List each line holding the string "Architektur".
......
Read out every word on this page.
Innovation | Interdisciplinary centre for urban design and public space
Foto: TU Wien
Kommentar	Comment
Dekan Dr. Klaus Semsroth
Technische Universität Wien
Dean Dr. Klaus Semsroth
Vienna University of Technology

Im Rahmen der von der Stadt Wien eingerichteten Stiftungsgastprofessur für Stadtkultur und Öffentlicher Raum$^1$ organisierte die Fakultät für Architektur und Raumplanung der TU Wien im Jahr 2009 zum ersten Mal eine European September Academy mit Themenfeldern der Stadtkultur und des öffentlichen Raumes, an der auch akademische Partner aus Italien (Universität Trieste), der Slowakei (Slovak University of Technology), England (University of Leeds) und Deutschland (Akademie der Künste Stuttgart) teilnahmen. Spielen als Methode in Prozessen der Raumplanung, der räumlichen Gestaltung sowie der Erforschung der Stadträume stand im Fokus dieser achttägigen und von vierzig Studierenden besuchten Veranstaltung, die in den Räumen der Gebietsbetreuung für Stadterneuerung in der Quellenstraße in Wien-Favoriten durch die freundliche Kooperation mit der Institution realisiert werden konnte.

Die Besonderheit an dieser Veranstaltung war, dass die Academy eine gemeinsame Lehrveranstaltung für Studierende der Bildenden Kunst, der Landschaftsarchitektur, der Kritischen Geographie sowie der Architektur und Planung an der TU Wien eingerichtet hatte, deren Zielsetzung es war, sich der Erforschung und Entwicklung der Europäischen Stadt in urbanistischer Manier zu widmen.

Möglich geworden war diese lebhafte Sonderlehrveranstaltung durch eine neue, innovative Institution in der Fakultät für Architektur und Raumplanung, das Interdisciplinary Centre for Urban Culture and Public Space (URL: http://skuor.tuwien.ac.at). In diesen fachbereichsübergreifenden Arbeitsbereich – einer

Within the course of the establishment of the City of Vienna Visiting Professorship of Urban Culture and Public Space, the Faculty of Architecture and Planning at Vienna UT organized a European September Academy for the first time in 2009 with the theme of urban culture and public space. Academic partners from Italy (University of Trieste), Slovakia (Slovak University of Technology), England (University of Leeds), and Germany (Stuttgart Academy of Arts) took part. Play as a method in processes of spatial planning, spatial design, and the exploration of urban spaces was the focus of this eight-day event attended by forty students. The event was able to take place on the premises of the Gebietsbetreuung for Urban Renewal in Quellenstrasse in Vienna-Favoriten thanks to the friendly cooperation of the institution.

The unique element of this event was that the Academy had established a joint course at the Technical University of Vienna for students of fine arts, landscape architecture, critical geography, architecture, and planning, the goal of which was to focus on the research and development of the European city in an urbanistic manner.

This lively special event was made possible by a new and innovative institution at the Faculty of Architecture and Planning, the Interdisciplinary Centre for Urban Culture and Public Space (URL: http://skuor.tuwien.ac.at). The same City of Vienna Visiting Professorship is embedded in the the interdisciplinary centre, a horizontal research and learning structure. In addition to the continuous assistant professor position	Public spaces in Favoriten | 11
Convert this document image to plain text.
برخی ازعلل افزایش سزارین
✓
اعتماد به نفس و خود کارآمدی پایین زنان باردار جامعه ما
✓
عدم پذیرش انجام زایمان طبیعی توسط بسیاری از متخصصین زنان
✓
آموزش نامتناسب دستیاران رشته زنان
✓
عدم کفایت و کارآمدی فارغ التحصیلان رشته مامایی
......
*CORRECT RESPONSE*:
Im Rahmen der von der Stadt Wien eingerichteten Stiftungsgastprofessur für Stadtkultur und Öffentlicher Raum$^1$ organisierte die Fakultät für Architektur und Raumplanung der TU Wien im Jahr 2009 zum ersten Mal eine European September Academy mit Themenfeldern der Stadtkultur und des öffentlichen Raumes, an der auch akademische Partner aus Italien (Universität Trieste), der Slowakei (Slovak University of Technology), England (University of Leeds) und Deutschland (Akademie der Künste Stuttgart) teilnahmen. Spielen als Methode in Prozessen der Raumplanung, der räumlichen Gestaltung sowie der Erforschung der Stadträume stand im Fokus dieser achttägigen und von vierzig Studierenden besuchten Veranstaltung, die in den Räumen der Gebietsbetreuung für Stadterneuerung in der Quellenstraße in Wien-Favoriten durch die freundliche Kooperation mit der Institution realisiert werden konnte.
Die Besonderheit an dieser Veranstaltung war, dass die Academy eine gemeinsame Lehrveranstaltung für Studierende der Bildenden Kunst, der Landschaftsarchitektur, der Kritischen Geographie sowie der Architektur und Planung an der TU Wien eingerichtet hatte, deren Zielsetzung es war, sich der Erforschung und Entwicklung der Europäischen Stadt in urbanistischer Manier zu widmen.
Möglich geworden war diese lebhafte Sonderlehrveranstaltung durch eine neue, innovative Institution in der Fakultät für Architektur und Raumplanung, das Interdisciplinary Centre for Urban Culture and Public Space (URL: http://skuor.tuwien.ac.at). In diesen fachbereichsübergreifenden Arbeitsbereich – einer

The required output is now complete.